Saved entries
::::

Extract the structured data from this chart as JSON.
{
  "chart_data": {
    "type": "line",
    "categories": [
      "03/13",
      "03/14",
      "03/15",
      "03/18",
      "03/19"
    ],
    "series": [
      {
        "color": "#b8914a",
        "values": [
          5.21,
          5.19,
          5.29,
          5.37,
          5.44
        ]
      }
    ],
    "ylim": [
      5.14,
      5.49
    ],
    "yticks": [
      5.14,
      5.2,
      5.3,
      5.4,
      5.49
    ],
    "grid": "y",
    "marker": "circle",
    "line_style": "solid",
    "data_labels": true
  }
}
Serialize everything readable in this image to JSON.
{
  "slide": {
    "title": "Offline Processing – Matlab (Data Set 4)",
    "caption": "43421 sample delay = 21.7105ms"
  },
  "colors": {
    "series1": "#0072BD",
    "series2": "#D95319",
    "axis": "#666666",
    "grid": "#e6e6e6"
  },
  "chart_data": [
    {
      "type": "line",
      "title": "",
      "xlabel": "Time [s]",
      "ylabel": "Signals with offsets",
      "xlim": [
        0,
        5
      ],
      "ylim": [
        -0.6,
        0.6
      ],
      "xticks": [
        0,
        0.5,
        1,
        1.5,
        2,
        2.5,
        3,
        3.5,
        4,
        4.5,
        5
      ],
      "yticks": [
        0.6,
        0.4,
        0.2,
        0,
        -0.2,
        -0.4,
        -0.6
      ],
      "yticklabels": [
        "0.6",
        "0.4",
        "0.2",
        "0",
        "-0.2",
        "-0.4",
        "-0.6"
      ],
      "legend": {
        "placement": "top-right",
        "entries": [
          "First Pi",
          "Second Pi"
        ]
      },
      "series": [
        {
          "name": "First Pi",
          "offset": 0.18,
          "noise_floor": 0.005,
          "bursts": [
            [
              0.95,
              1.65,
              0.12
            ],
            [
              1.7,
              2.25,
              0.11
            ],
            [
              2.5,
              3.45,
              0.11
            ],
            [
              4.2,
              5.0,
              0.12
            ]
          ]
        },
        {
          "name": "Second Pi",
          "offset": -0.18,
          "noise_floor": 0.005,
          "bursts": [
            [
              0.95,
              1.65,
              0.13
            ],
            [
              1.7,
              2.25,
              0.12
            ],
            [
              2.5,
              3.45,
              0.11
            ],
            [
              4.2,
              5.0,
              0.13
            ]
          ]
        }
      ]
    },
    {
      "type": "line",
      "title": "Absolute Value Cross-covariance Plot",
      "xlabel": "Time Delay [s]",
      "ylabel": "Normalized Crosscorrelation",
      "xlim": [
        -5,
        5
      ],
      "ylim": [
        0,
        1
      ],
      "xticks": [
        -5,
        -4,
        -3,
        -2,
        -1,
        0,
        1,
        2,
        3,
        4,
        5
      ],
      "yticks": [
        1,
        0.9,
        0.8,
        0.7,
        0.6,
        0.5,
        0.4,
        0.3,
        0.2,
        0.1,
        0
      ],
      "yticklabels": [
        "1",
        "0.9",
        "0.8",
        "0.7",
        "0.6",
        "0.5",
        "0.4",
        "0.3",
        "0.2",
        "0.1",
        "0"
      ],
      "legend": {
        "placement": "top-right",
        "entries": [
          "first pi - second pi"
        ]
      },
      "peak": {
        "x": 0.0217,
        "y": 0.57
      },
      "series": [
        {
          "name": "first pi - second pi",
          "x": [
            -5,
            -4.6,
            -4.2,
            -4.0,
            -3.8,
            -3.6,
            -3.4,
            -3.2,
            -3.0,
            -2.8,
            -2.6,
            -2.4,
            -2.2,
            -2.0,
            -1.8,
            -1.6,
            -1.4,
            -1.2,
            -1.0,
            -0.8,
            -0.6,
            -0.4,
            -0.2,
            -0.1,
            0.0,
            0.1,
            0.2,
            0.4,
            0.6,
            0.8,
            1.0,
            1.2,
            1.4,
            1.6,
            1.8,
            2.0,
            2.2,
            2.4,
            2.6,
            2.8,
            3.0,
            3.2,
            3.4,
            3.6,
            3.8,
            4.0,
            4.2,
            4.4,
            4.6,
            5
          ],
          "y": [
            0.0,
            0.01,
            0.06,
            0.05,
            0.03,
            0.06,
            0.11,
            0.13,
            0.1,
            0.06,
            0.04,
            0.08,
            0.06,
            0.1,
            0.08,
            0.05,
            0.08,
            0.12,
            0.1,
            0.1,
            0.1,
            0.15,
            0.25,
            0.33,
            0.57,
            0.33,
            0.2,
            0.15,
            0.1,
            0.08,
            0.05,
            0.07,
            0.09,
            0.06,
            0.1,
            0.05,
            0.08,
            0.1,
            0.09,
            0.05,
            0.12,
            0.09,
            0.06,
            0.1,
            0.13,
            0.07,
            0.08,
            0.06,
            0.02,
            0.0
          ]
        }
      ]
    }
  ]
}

::::

What to do: Retype the listing exactly, in full.

The response:
Extract the structured data from this chart as JSON.
{
  "chart_data": {
    "type": "line",
    "categories": [
      "03/13",
      "03/14",
      "03/15",
      "03/18",
      "03/19"
    ],
    "series": [
      {
        "color": "#b8914a",
        "values": [
          5.21,
          5.19,
          5.29,
          5.37,
          5.44
        ]
      }
    ],
    "ylim": [
      5.14,
      5.49
    ],
    "yticks": [
      5.14,
      5.2,
      5.3,
      5.4,
      5.49
    ],
    "grid": "y",
    "marker": "circle",
    "line_style": "solid",
    "data_labels": true
  }
}
Serialize everything readable in this image to JSON.
{
  "slide": {
    "title": "Offline Processing – Matlab (Data Set 4)",
    "caption": "43421 sample delay = 21.7105ms"
  },
  "colors": {
    "series1": "#0072BD",
    "series2": "#D95319",
    "axis": "#666666",
    "grid": "#e6e6e6"
  },
  "chart_data": [
    {
      "type": "line",
      "title": "",
      "xlabel": "Time [s]",
      "ylabel": "Signals with offsets",
      "xlim": [
        0,
        5
      ],
      "ylim": [
        -0.6,
        0.6
      ],
      "xticks": [
        0,
        0.5,
        1,
        1.5,
        2,
        2.5,
        3,
        3.5,
        4,
        4.5,
        5
      ],
      "yticks": [
        0.6,
        0.4,
        0.2,
        0,
        -0.2,
        -0.4,
        -0.6
      ],
      "yticklabels": [
        "0.6",
        "0.4",
        "0.2",
        "0",
        "-0.2",
        "-0.4",
        "-0.6"
      ],
      "legend": {
        "placement": "top-right",
        "entries": [
          "First Pi",
          "Second Pi"
        ]
      },
      "series": [
        {
          "name": "First Pi",
          "offset": 0.18,
          "noise_floor": 0.005,
          "bursts": [
            [
              0.95,
              1.65,
              0.12
            ],
            [
              1.7,
              2.25,
              0.11
            ],
            [
              2.5,
              3.45,
              0.11
            ],
            [
              4.2,
              5.0,
              0.12
            ]
          ]
        },
        {
          "name": "Second Pi",
          "offset": -0.18,
          "noise_floor": 0.005,
          "bursts": [
            [
              0.95,
              1.65,
              0.13
            ],
            [
              1.7,
              2.25,
              0.12
            ],
            [
              2.5,
              3.45,
              0.11
            ],
            [
              4.2,
              5.0,
              0.13
            ]
          ]
        }
      ]
    },
    {
      "type": "line",
      "title": "Absolute Value Cross-covariance Plot",
      "xlabel": "Time Delay [s]",
      "ylabel": "Normalized Crosscorrelation",
      "xlim": [
        -5,
        5
      ],
      "ylim": [
        0,
        1
      ],
      "xticks": [
        -5,
        -4,
        -3,
        -2,
        -1,
        0,
        1,
        2,
        3,
        4,
        5
      ],
      "yticks": [
        1,
        0.9,
        0.8,
        0.7,
        0.6,
        0.5,
        0.4,
        0.3,
        0.2,
        0.1,
        0
      ],
      "yticklabels": [
        "1",
        "0.9",
        "0.8",
        "0.7",
        "0.6",
        "0.5",
        "0.4",
        "0.3",
        "0.2",
        "0.1",
        "0"
      ],
      "legend": {
        "placement": "top-right",
        "entries": [
          "first pi - second pi"
        ]
      },
      "peak": {
        "x": 0.0217,
        "y": 0.57
      },
      "series": [
        {
          "name": "first pi - second pi",
          "x": [
            -5,
            -4.6,
            -4.2,
            -4.0,
            -3.8,
            -3.6,
            -3.4,
            -3.2,
            -3.0,
            -2.8,
            -2.6,
            -2.4,
            -2.2,
            -2.0,
            -1.8,
            -1.6,
            -1.4,
            -1.2,
            -1.0,
            -0.8,
            -0.6,
            -0.4,
            -0.2,
            -0.1,
            0.0,
            0.1,
            0.2,
            0.4,
            0.6,
            0.8,
            1.0,
            1.2,
            1.4,
            1.6,
            1.8,
            2.0,
            2.2,
            2.4,
            2.6,
            2.8,
            3.0,
            3.2,
            3.4,
            3.6,
            3.8,
            4.0,
            4.2,
            4.4,
            4.6,
            5
          ],
          "y": [
            0.0,
            0.01,
            0.06,
            0.05,
            0.03,
            0.06,
            0.11,
            0.13,
            0.1,
            0.06,
            0.04,
            0.08,
            0.06,
            0.1,
            0.08,
            0.05,
            0.08,
            0.12,
            0.1,
            0.1,
            0.1,
            0.15,
            0.25,
            0.33,
            0.57,
            0.33,
            0.2,
            0.15,
            0.1,
            0.08,
            0.05,
            0.07,
            0.09,
            0.06,
            0.1,
            0.05,
            0.08,
            0.1,
            0.09,
            0.05,
            0.12,
            0.09,
            0.06,
            0.1,
            0.13,
            0.07,
            0.08,
            0.06,
            0.02,
            0.0
          ]
        }
      ]
    }
  ]
}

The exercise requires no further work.